# Start of Provided information

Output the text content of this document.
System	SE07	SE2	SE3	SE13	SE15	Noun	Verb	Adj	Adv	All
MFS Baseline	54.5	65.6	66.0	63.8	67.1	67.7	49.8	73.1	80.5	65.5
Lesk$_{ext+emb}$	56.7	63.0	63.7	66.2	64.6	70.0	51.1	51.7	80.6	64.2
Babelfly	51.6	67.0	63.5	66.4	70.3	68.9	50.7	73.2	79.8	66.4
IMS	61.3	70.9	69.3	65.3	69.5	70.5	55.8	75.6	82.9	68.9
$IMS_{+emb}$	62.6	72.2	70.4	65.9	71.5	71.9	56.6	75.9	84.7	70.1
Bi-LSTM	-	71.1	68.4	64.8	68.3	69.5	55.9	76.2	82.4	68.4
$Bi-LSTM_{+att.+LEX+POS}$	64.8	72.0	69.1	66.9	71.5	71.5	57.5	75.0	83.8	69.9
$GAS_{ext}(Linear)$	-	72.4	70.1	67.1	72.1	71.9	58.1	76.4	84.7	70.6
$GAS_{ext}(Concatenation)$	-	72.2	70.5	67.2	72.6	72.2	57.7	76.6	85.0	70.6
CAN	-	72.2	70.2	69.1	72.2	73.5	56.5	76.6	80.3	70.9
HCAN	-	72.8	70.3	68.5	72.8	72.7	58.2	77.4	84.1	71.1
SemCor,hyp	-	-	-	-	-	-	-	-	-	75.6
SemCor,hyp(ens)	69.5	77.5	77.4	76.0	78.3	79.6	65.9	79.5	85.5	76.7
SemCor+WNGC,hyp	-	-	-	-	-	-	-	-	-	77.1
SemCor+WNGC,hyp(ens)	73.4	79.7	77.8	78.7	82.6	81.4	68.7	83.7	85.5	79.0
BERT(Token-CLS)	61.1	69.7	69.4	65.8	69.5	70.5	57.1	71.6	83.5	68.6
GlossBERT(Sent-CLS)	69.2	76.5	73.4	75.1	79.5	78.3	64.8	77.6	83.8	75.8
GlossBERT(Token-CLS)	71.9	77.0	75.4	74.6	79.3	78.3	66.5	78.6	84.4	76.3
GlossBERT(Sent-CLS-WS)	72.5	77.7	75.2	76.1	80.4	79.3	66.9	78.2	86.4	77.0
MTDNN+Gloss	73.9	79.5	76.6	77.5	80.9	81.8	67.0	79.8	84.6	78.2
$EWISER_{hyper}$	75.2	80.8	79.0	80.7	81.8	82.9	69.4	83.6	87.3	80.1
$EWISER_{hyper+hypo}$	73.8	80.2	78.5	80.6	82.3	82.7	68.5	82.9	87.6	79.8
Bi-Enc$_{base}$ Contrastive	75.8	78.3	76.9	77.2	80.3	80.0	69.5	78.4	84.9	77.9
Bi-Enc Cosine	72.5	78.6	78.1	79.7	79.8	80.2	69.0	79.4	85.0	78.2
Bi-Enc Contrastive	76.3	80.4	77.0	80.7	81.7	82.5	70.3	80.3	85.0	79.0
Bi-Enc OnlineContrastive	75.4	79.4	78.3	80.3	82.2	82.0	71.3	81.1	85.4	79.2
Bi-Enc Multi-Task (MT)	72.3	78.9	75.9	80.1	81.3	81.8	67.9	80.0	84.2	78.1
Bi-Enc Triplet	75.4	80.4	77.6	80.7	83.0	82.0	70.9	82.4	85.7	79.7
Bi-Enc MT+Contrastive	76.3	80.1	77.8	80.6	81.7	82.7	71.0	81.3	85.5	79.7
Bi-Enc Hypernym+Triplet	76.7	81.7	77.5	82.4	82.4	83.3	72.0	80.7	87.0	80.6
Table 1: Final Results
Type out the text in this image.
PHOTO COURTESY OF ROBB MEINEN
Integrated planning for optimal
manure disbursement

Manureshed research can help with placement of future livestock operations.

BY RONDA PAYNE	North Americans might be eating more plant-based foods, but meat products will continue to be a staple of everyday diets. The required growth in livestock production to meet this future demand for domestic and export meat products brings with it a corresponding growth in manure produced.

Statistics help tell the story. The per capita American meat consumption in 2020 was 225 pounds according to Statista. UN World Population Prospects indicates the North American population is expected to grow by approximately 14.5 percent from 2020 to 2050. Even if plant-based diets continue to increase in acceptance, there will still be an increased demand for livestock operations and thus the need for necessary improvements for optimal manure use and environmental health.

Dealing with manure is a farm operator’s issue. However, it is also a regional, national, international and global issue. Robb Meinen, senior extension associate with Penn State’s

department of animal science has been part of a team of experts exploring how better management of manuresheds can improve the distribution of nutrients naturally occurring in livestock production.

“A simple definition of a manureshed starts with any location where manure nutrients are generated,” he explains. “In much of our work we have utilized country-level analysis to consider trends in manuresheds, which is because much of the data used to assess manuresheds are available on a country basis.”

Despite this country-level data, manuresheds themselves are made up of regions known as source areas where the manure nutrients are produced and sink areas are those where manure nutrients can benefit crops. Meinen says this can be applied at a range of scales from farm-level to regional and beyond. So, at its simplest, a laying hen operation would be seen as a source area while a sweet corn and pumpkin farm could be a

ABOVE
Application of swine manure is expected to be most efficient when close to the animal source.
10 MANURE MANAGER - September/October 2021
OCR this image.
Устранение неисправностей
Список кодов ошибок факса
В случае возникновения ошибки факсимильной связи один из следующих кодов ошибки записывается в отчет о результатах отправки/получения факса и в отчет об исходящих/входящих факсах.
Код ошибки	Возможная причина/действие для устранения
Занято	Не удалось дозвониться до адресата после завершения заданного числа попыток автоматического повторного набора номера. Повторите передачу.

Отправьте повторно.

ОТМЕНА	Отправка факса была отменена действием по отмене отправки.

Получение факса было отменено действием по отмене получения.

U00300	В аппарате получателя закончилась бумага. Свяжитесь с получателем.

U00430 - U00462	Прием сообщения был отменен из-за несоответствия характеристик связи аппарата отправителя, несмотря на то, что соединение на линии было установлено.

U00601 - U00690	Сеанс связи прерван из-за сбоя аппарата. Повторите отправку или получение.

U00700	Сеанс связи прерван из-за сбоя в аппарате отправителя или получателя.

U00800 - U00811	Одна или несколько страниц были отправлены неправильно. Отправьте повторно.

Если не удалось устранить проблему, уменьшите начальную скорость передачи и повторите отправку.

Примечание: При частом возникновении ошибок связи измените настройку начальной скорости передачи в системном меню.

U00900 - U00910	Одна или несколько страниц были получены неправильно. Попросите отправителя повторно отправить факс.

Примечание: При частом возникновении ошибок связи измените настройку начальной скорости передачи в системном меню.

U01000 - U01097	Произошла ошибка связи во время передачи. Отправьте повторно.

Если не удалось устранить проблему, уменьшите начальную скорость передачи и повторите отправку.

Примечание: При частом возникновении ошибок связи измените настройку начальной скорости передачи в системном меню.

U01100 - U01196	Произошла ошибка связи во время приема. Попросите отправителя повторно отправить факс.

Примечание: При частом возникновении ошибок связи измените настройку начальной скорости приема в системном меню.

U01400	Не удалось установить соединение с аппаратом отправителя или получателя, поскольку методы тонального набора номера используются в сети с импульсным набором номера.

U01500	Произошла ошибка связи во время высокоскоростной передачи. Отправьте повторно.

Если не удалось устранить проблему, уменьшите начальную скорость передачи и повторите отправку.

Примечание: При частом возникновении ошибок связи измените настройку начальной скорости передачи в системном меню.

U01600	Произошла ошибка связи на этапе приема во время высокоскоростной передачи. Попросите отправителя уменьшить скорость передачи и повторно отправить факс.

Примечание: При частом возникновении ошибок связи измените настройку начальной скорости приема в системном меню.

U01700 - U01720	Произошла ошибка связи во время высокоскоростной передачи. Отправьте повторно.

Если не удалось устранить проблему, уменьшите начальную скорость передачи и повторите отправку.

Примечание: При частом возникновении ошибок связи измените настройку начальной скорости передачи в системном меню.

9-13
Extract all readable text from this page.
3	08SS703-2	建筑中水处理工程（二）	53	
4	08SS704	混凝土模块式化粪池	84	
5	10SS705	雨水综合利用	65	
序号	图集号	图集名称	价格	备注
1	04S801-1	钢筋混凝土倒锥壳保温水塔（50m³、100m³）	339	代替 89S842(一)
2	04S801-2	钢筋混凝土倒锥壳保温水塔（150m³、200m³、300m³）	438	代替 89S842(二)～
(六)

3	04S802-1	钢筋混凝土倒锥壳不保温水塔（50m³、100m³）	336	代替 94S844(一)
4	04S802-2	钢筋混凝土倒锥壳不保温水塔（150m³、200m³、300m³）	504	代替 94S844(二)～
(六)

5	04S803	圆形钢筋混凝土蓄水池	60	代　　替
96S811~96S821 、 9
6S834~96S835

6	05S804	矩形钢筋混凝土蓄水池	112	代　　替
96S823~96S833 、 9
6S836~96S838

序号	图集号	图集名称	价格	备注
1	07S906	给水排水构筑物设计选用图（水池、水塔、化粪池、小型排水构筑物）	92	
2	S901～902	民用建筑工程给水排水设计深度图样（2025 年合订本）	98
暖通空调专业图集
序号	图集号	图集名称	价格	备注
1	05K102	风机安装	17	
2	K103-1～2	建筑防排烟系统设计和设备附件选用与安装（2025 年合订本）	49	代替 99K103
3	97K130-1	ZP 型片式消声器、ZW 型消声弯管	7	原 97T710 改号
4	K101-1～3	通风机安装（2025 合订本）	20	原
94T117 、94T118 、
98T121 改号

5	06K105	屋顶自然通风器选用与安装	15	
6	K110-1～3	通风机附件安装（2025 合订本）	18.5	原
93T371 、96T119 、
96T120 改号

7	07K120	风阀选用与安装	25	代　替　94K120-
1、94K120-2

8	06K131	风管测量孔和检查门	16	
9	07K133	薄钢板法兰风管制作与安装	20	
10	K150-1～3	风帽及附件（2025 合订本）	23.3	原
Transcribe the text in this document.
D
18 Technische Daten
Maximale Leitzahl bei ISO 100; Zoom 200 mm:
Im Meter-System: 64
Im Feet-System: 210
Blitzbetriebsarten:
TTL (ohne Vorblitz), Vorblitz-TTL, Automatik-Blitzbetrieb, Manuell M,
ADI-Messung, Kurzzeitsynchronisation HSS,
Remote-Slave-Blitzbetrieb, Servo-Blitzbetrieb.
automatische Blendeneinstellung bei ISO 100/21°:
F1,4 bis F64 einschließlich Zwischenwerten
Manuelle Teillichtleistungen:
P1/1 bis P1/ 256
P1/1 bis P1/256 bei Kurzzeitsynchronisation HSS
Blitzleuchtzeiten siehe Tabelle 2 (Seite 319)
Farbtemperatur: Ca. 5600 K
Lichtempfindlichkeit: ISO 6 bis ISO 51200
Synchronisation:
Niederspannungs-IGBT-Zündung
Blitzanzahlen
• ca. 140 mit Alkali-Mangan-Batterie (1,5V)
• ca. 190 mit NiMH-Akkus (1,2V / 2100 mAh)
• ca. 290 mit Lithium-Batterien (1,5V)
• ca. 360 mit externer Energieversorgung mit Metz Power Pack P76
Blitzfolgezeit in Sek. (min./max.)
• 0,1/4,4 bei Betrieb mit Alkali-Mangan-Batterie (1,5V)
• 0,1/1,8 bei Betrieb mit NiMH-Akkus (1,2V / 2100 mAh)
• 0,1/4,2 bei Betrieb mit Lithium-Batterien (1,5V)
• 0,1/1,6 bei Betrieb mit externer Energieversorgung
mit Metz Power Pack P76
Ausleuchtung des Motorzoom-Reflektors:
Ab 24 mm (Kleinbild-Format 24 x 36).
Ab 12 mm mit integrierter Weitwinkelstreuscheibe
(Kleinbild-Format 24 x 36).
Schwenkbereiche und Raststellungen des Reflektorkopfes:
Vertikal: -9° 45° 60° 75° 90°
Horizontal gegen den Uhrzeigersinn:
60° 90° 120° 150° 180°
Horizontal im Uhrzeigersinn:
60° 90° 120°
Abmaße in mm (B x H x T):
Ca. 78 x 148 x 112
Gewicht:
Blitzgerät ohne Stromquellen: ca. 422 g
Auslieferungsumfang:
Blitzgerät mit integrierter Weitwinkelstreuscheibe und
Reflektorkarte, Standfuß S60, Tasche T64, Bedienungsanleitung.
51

# End of Provided information

** What is needed **
Indicate how many lines of the material include the word "ohne"; the number alone is required.

** Exercise solution **
2